[Start of Supplied information]

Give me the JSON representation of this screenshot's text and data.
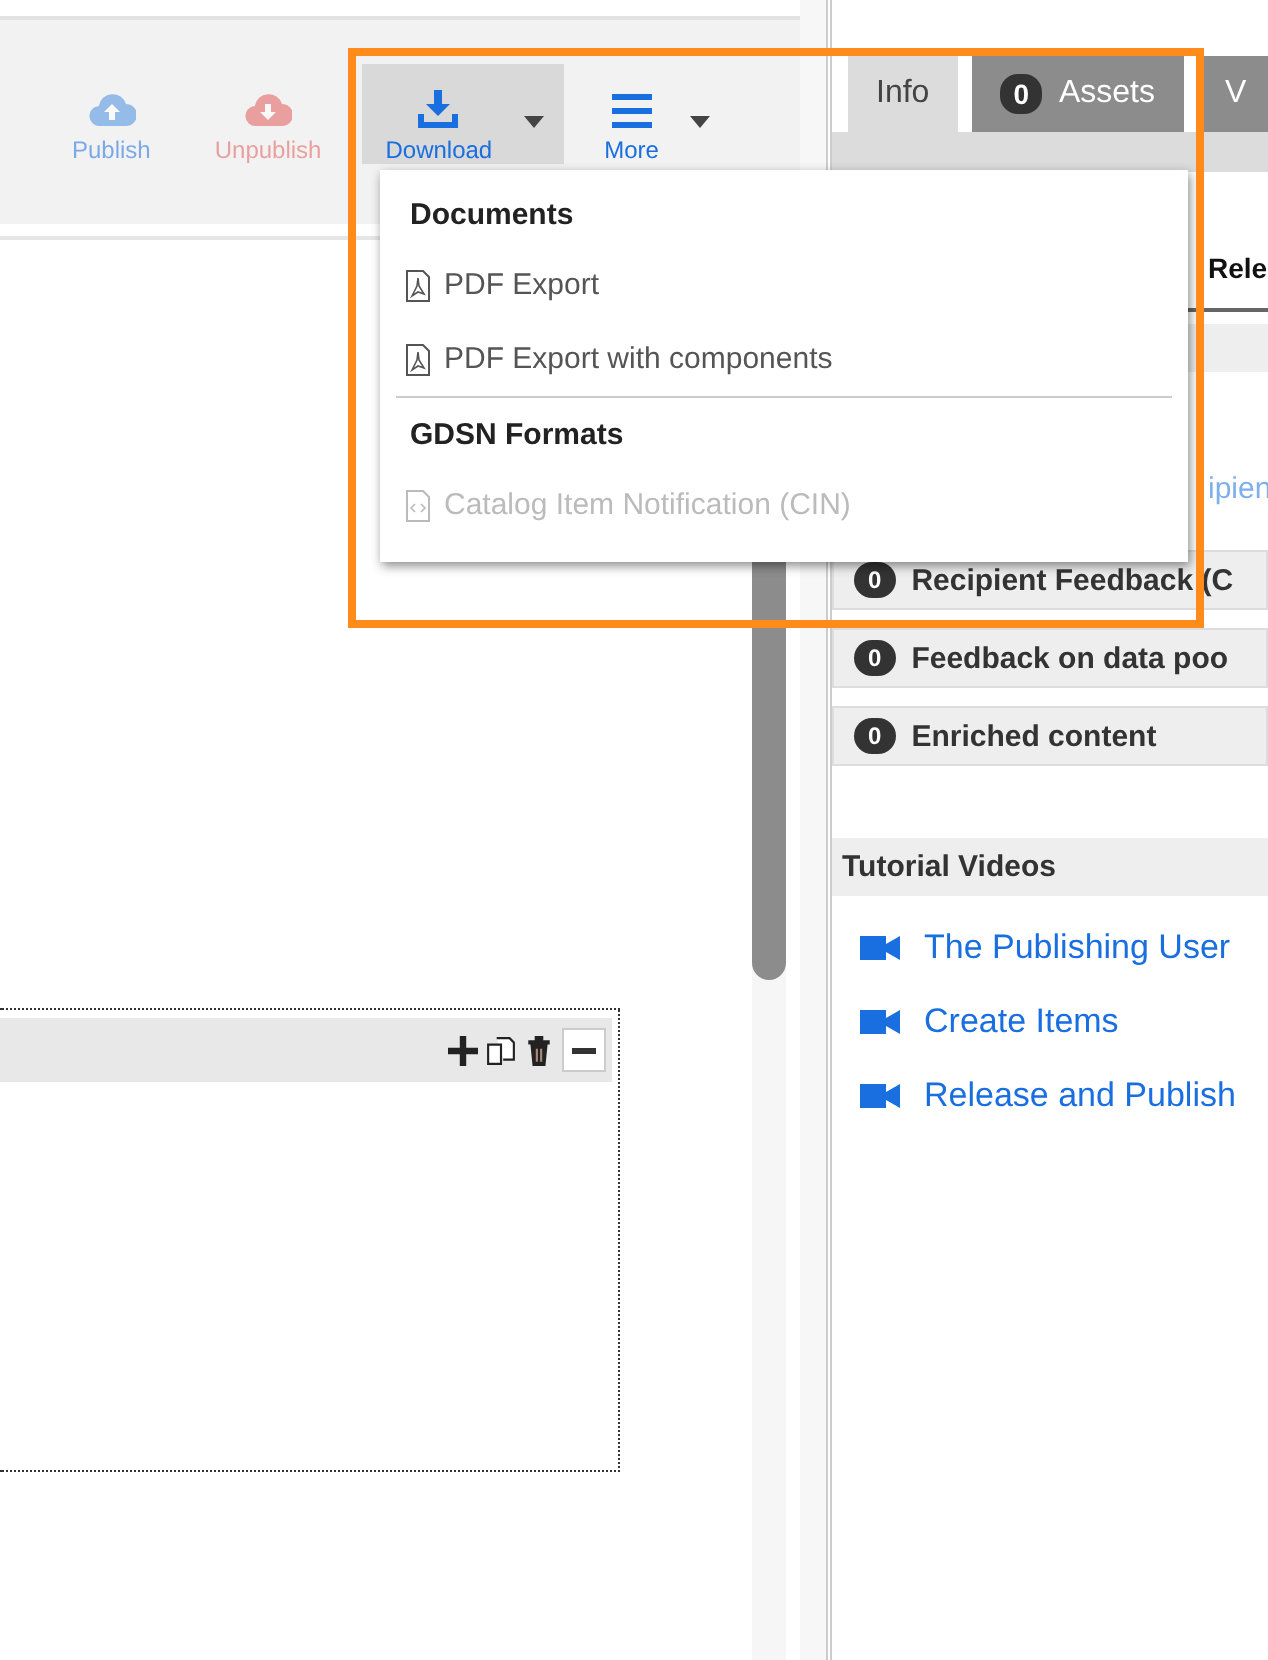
{
  "toolbar": {
    "buttons": [
      {
        "kind": "publish",
        "label": "Publish",
        "disabled": true,
        "selected": false,
        "dropdown": false
      },
      {
        "kind": "unpublish",
        "label": "Unpublish",
        "disabled": true,
        "selected": false,
        "dropdown": false
      },
      {
        "kind": "download",
        "label": "Download",
        "disabled": false,
        "selected": true,
        "dropdown": true
      },
      {
        "kind": "more",
        "label": "More",
        "disabled": false,
        "selected": false,
        "dropdown": true
      }
    ]
  },
  "download_menu": {
    "sections": [
      {
        "title": "Documents",
        "items": [
          {
            "kind": "pdf",
            "label": "PDF Export",
            "disabled": false
          },
          {
            "kind": "pdf",
            "label": "PDF Export with components",
            "disabled": false
          }
        ]
      },
      {
        "title": "GDSN Formats",
        "items": [
          {
            "kind": "code",
            "label": "Catalog Item Notification (CIN)",
            "disabled": true
          }
        ]
      }
    ]
  },
  "side_panel": {
    "tabs": [
      {
        "label": "Info",
        "selected": true
      },
      {
        "label": "Assets",
        "count": "0",
        "selected": false
      },
      {
        "label": "V",
        "selected": false
      }
    ],
    "release_heading": "Rele",
    "recipient_link": "ipien",
    "feedback_rows": [
      {
        "count": "0",
        "label": "Recipient Feedback (C"
      },
      {
        "count": "0",
        "label": "Feedback on data poo"
      },
      {
        "count": "0",
        "label": "Enriched content"
      }
    ],
    "tutorial_videos": {
      "title": "Tutorial Videos",
      "links": [
        "The Publishing User",
        "Create Items",
        "Release and Publish"
      ]
    }
  }
}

[End of Supplied information]

### Stated task
Excluding the pictures, reproduce every entry exactly as given.

### Solution
Give me the JSON representation of this screenshot's text and data.
{
  "toolbar": {
    "buttons": [
      {
        "kind": "publish",
        "label": "Publish",
        "disabled": true,
        "selected": false,
        "dropdown": false
      },
      {
        "kind": "unpublish",
        "label": "Unpublish",
        "disabled": true,
        "selected": false,
        "dropdown": false
      },
      {
        "kind": "download",
        "label": "Download",
        "disabled": false,
        "selected": true,
        "dropdown": true
      },
      {
        "kind": "more",
        "label": "More",
        "disabled": false,
        "selected": false,
        "dropdown": true
      }
    ]
  },
  "download_menu": {
    "sections": [
      {
        "title": "Documents",
        "items": [
          {
            "kind": "pdf",
            "label": "PDF Export",
            "disabled": false
          },
          {
            "kind": "pdf",
            "label": "PDF Export with components",
            "disabled": false
          }
        ]
      },
      {
        "title": "GDSN Formats",
        "items": [
          {
            "kind": "code",
            "label": "Catalog Item Notification (CIN)",
            "disabled": true
          }
        ]
      }
    ]
  },
  "side_panel": {
    "tabs": [
      {
        "label": "Info",
        "selected": true
      },
      {
        "label": "Assets",
        "count": "0",
        "selected": false
      },
      {
        "label": "V",
        "selected": false
      }
    ],
    "release_heading": "Rele",
    "recipient_link": "ipien",
    "feedback_rows": [
      {
        "count": "0",
        "label": "Recipient Feedback (C"
      },
      {
        "count": "0",
        "label": "Feedback on data poo"
      },
      {
        "count": "0",
        "label": "Enriched content"
      }
    ],
    "tutorial_videos": {
      "title": "Tutorial Videos",
      "links": [
        "The Publishing User",
        "Create Items",
        "Release and Publish"
      ]
    }
  }
}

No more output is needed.